[Records from a collection of figures]
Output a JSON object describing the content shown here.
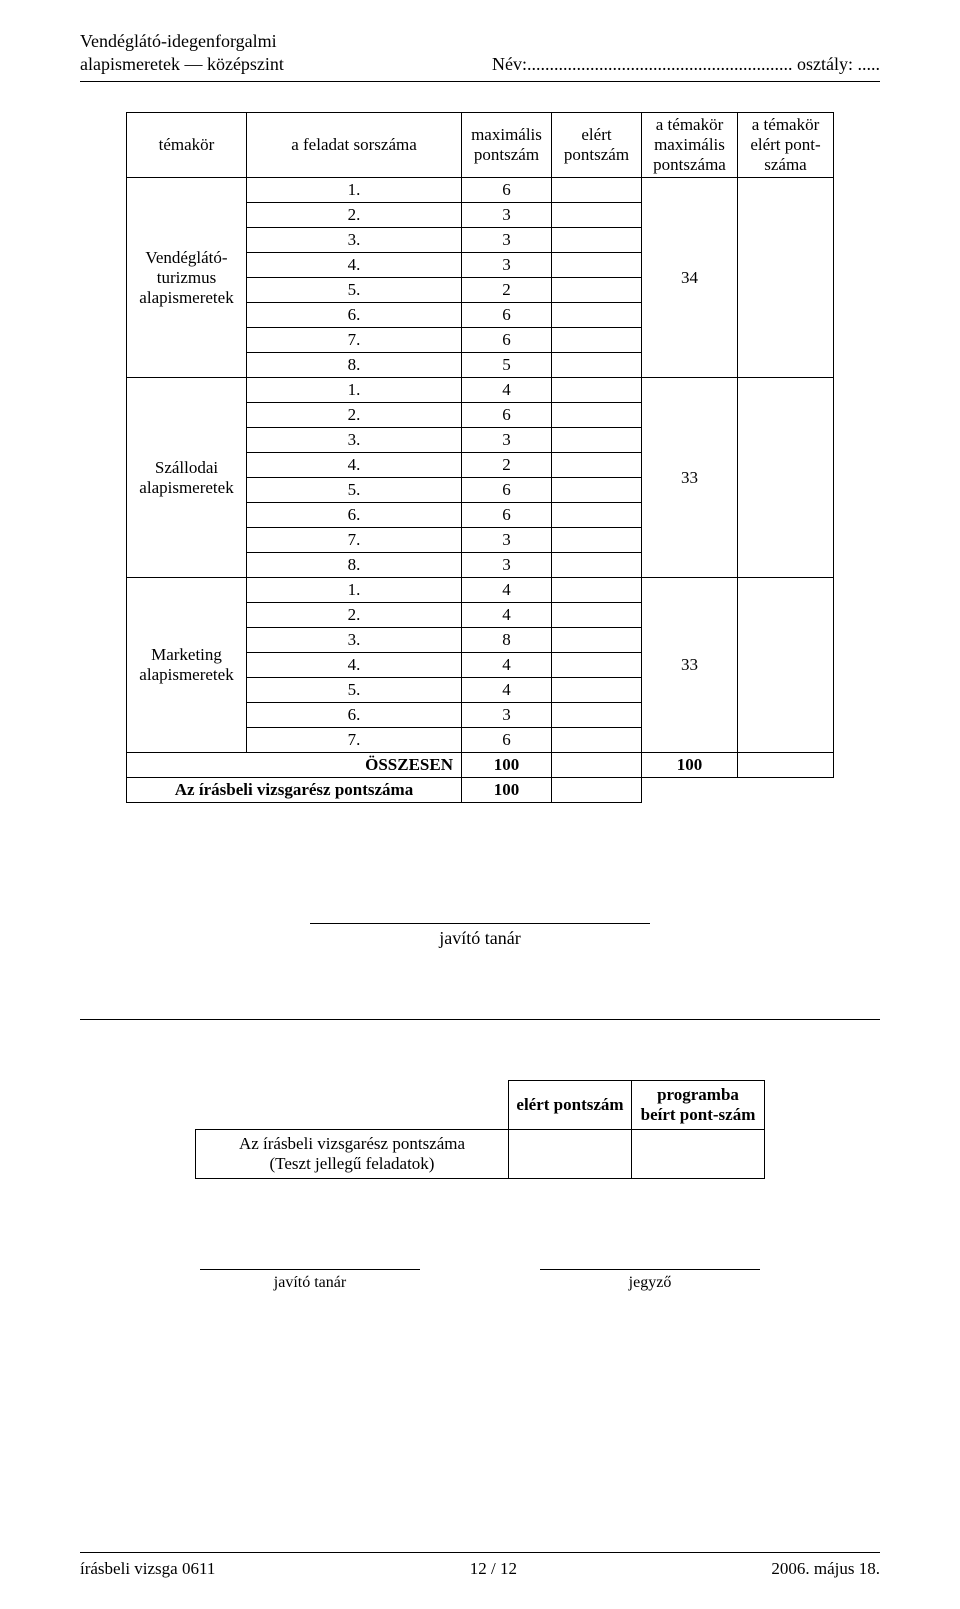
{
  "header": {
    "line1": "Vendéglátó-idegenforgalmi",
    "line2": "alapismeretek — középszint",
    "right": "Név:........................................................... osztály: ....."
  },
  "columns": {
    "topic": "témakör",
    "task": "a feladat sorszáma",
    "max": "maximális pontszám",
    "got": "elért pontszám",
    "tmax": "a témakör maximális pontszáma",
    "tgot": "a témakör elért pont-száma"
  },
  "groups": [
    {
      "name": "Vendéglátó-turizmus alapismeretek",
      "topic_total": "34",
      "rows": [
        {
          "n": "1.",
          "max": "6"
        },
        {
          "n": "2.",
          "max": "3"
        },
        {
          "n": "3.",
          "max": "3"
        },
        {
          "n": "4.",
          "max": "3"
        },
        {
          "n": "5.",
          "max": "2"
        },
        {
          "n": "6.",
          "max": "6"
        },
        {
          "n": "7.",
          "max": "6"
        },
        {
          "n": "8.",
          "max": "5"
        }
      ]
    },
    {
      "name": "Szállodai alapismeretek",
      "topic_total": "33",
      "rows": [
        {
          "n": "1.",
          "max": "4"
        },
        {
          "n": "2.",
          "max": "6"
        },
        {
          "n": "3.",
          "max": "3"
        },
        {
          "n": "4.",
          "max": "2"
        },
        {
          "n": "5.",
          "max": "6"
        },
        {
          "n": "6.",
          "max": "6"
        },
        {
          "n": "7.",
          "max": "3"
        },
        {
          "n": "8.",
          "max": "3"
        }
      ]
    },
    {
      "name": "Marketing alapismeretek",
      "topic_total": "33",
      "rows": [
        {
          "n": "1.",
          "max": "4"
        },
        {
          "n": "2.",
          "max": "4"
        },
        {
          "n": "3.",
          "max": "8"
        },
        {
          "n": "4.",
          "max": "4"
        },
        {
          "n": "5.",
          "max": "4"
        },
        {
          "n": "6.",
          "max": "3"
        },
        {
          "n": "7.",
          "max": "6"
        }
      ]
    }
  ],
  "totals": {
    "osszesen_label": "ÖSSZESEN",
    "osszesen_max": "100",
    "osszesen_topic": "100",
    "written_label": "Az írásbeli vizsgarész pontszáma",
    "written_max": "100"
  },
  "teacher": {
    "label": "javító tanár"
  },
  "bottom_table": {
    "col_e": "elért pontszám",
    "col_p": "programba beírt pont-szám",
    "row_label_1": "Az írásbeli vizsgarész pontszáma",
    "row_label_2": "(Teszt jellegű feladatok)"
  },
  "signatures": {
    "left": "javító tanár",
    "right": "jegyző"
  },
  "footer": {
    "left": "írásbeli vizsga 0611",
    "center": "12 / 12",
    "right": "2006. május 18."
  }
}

- _EXERCISE AIM_:
Leave out the pictures and return every record word for word.

- _REPLY_:
Output a JSON object describing the content shown here.
{
  "header": {
    "line1": "Vendéglátó-idegenforgalmi",
    "line2": "alapismeretek — középszint",
    "right": "Név:........................................................... osztály: ....."
  },
  "columns": {
    "topic": "témakör",
    "task": "a feladat sorszáma",
    "max": "maximális pontszám",
    "got": "elért pontszám",
    "tmax": "a témakör maximális pontszáma",
    "tgot": "a témakör elért pont-száma"
  },
  "groups": [
    {
      "name": "Vendéglátó-turizmus alapismeretek",
      "topic_total": "34",
      "rows": [
        {
          "n": "1.",
          "max": "6"
        },
        {
          "n": "2.",
          "max": "3"
        },
        {
          "n": "3.",
          "max": "3"
        },
        {
          "n": "4.",
          "max": "3"
        },
        {
          "n": "5.",
          "max": "2"
        },
        {
          "n": "6.",
          "max": "6"
        },
        {
          "n": "7.",
          "max": "6"
        },
        {
          "n": "8.",
          "max": "5"
        }
      ]
    },
    {
      "name": "Szállodai alapismeretek",
      "topic_total": "33",
      "rows": [
        {
          "n": "1.",
          "max": "4"
        },
        {
          "n": "2.",
          "max": "6"
        },
        {
          "n": "3.",
          "max": "3"
        },
        {
          "n": "4.",
          "max": "2"
        },
        {
          "n": "5.",
          "max": "6"
        },
        {
          "n": "6.",
          "max": "6"
        },
        {
          "n": "7.",
          "max": "3"
        },
        {
          "n": "8.",
          "max": "3"
        }
      ]
    },
    {
      "name": "Marketing alapismeretek",
      "topic_total": "33",
      "rows": [
        {
          "n": "1.",
          "max": "4"
        },
        {
          "n": "2.",
          "max": "4"
        },
        {
          "n": "3.",
          "max": "8"
        },
        {
          "n": "4.",
          "max": "4"
        },
        {
          "n": "5.",
          "max": "4"
        },
        {
          "n": "6.",
          "max": "3"
        },
        {
          "n": "7.",
          "max": "6"
        }
      ]
    }
  ],
  "totals": {
    "osszesen_label": "ÖSSZESEN",
    "osszesen_max": "100",
    "osszesen_topic": "100",
    "written_label": "Az írásbeli vizsgarész pontszáma",
    "written_max": "100"
  },
  "teacher": {
    "label": "javító tanár"
  },
  "bottom_table": {
    "col_e": "elért pontszám",
    "col_p": "programba beírt pont-szám",
    "row_label_1": "Az írásbeli vizsgarész pontszáma",
    "row_label_2": "(Teszt jellegű feladatok)"
  },
  "signatures": {
    "left": "javító tanár",
    "right": "jegyző"
  },
  "footer": {
    "left": "írásbeli vizsga 0611",
    "center": "12 / 12",
    "right": "2006. május 18."
  }
}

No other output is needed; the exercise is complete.